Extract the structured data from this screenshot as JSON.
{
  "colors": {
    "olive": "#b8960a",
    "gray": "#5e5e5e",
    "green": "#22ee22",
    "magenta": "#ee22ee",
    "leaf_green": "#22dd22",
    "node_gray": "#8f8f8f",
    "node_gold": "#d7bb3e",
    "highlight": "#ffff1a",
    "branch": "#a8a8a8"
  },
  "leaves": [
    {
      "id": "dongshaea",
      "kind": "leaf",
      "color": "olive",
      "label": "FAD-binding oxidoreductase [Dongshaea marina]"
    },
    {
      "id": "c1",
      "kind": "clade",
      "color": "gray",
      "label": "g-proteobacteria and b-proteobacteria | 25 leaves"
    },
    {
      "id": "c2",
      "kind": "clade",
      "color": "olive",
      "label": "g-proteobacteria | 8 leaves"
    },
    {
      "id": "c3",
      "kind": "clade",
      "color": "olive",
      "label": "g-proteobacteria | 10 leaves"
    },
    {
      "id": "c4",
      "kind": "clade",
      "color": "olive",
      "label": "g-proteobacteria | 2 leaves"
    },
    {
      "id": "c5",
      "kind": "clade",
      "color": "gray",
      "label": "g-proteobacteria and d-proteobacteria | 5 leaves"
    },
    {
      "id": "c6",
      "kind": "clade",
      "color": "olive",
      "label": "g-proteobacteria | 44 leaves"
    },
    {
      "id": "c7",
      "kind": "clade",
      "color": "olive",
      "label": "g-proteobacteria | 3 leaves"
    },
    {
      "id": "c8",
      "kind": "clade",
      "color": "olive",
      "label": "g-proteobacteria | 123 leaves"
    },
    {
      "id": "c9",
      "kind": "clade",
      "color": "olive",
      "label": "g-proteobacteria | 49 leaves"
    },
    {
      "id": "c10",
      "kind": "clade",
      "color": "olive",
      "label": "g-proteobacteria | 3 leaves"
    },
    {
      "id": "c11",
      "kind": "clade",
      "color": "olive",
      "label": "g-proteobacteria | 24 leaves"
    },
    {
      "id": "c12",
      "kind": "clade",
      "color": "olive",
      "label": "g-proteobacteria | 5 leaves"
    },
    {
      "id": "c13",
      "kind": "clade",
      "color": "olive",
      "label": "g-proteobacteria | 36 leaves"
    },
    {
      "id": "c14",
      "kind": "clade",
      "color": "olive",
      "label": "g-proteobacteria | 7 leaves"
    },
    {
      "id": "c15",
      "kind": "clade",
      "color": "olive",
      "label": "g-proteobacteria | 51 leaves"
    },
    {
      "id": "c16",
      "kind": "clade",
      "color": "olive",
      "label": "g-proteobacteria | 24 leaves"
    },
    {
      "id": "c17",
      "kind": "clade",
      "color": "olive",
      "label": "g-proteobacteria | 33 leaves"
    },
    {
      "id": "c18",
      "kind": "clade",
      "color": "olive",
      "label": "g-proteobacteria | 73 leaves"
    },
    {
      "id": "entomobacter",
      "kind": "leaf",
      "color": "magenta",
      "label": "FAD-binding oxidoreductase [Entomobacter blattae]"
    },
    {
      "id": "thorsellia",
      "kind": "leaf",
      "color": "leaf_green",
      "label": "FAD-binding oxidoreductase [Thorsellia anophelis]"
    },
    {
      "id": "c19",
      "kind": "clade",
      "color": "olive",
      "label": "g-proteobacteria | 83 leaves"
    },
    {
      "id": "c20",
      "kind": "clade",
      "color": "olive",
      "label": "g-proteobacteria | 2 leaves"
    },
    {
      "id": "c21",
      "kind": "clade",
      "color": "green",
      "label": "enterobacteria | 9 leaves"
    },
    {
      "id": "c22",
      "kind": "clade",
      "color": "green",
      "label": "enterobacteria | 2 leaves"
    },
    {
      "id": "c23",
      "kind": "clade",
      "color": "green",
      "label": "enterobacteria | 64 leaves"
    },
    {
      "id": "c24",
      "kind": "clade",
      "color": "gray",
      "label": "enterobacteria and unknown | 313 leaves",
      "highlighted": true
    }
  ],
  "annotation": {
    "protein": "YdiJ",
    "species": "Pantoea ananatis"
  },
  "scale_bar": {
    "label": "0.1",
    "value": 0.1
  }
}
☆ ☆ ☆ ☆
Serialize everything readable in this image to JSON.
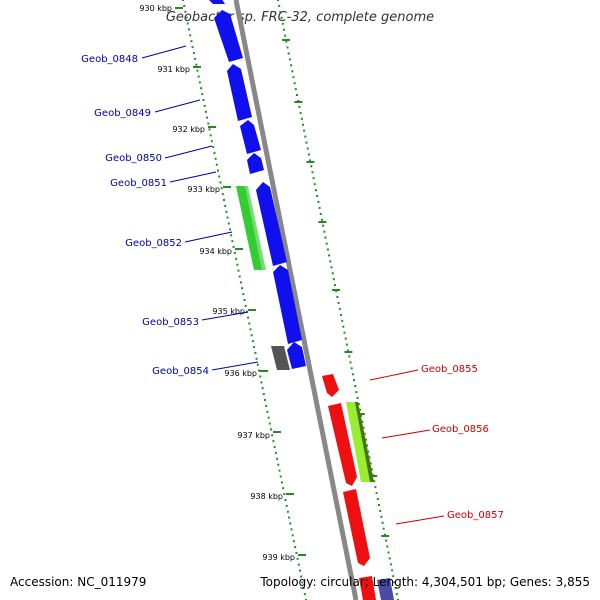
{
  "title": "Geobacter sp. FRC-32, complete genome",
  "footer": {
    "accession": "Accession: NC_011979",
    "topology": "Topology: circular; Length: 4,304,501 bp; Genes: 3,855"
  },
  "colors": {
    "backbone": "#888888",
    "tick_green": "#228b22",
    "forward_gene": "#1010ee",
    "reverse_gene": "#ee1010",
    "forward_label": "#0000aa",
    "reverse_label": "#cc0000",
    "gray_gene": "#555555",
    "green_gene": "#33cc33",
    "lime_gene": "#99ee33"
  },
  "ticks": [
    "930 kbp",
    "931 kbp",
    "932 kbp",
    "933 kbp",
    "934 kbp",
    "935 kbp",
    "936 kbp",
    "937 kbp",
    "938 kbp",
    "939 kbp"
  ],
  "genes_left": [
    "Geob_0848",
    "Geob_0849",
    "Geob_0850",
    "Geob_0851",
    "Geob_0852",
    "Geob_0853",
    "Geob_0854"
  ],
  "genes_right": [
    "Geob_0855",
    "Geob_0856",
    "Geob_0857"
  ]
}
☆ ☆ ☆ ☆
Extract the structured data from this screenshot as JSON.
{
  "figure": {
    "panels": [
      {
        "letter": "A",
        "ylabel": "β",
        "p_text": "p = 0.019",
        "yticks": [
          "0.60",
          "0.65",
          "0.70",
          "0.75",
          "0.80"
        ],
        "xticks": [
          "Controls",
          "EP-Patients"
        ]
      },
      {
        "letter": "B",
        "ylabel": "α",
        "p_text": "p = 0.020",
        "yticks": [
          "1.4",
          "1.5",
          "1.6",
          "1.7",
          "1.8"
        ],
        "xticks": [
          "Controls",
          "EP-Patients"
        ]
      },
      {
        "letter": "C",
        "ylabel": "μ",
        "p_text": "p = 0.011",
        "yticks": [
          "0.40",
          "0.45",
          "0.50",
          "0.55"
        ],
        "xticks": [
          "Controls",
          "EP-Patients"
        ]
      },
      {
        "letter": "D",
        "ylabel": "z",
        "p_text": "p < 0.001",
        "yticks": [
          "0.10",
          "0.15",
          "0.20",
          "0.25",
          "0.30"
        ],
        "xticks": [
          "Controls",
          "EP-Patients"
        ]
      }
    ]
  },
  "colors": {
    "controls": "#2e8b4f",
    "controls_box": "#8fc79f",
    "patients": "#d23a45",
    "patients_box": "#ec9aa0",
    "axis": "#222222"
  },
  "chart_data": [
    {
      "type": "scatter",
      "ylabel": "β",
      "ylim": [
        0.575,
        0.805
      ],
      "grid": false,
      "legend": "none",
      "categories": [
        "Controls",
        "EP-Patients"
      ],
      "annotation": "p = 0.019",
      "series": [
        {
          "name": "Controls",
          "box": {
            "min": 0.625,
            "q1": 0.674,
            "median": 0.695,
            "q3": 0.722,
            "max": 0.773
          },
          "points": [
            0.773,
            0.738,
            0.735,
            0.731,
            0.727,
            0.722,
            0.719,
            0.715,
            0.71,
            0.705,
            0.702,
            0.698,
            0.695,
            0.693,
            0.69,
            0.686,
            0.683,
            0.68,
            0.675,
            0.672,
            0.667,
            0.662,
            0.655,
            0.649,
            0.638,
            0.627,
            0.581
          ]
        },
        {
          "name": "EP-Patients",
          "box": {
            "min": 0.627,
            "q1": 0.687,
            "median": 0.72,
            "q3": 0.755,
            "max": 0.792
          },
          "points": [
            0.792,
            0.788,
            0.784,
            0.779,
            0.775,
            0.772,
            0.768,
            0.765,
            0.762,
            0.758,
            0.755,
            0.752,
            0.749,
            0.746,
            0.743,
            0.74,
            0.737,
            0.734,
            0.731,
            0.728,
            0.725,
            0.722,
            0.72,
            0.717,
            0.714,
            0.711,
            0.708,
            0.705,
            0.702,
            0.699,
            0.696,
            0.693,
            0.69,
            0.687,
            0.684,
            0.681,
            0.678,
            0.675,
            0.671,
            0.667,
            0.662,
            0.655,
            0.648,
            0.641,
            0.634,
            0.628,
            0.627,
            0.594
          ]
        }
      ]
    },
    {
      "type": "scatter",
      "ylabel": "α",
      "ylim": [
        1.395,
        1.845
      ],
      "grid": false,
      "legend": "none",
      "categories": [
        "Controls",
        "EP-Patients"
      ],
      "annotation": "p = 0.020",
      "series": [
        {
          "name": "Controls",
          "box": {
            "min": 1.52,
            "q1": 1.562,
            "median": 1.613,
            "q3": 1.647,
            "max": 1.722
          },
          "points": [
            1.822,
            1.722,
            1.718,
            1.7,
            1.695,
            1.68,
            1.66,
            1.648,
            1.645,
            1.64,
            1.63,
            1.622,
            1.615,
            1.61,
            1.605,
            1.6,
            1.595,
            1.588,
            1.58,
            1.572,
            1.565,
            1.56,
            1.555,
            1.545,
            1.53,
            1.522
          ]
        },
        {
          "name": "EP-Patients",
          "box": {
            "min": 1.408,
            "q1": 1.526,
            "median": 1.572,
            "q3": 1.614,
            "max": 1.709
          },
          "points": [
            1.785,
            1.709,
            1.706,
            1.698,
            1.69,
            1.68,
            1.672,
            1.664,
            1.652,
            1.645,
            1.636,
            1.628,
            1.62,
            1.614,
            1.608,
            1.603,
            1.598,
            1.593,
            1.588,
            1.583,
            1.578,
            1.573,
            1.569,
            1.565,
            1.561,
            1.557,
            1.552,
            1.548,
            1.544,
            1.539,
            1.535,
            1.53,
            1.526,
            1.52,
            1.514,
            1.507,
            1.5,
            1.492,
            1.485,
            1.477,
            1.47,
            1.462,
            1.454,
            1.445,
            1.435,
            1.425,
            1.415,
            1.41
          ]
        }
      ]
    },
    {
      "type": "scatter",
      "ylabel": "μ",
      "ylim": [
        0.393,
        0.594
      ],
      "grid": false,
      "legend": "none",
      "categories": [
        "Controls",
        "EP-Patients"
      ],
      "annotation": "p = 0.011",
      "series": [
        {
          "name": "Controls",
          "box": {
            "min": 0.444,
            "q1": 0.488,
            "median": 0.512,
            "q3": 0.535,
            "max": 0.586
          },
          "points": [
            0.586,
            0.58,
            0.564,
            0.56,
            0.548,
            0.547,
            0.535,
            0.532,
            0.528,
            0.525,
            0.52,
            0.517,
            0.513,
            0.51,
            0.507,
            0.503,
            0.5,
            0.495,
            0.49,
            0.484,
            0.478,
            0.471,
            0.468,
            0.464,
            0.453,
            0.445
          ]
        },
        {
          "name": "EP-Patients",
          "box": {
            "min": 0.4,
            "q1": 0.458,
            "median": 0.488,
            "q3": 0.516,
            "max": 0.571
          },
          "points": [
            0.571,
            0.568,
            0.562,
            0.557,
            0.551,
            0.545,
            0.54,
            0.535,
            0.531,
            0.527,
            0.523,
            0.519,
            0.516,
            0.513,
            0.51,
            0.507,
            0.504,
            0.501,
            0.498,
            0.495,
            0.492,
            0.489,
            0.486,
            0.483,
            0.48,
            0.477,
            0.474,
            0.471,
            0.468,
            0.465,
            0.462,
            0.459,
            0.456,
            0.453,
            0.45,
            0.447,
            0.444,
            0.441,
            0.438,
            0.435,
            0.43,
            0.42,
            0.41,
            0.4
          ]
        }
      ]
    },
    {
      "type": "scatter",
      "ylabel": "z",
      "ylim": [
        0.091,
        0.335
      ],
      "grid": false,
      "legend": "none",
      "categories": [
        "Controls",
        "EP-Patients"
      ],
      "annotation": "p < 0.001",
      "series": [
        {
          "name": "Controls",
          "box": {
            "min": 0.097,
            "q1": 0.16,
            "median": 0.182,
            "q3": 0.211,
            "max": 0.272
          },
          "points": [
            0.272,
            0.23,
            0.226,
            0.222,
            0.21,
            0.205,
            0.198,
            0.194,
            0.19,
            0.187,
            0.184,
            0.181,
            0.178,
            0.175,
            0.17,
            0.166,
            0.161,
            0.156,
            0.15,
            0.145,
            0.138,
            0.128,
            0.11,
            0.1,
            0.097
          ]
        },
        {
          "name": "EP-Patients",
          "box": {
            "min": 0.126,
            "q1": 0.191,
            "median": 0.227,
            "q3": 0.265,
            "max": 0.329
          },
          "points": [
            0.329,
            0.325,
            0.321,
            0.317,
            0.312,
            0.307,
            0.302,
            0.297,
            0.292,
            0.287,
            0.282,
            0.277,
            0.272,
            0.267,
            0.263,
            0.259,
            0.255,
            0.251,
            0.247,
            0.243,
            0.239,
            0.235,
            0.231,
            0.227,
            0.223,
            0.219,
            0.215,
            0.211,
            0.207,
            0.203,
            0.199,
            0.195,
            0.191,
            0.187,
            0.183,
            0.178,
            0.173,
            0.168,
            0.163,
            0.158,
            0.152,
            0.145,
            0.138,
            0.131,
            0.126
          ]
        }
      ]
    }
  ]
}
☆ ☆ ☆ ☆
§ What is required:
Show all lines above holding "annotation".

§ Output of the task:
  "annotation": {
      "annotation": "p = 0.019",
      "annotation": "p = 0.020",
      "annotation": "p = 0.011",
      "annotation": "p < 0.001",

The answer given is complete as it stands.